* **Your objective**
Show every line in the entries below where the word "equipo" appears.

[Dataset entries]
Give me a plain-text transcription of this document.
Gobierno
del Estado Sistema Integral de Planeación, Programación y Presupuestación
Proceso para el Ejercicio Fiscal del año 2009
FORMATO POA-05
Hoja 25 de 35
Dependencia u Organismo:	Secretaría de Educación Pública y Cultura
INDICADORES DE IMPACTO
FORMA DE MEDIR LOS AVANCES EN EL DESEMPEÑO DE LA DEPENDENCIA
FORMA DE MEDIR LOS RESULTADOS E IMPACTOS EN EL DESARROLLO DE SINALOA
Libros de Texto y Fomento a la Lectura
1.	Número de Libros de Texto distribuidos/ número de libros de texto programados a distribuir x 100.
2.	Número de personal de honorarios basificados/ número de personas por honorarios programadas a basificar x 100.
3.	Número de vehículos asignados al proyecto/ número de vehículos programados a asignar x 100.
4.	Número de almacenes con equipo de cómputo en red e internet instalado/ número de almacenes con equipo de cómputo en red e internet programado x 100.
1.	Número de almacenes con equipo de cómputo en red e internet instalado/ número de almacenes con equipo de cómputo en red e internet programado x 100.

* **Expected answer**
4.	Número de almacenes con equipo de cómputo en red e internet instalado/ número de almacenes con equipo de cómputo en red e internet programado x 100.
1.	Número de almacenes con equipo de cómputo en red e internet instalado/ número de almacenes con equipo de cómputo en red e internet programado x 100.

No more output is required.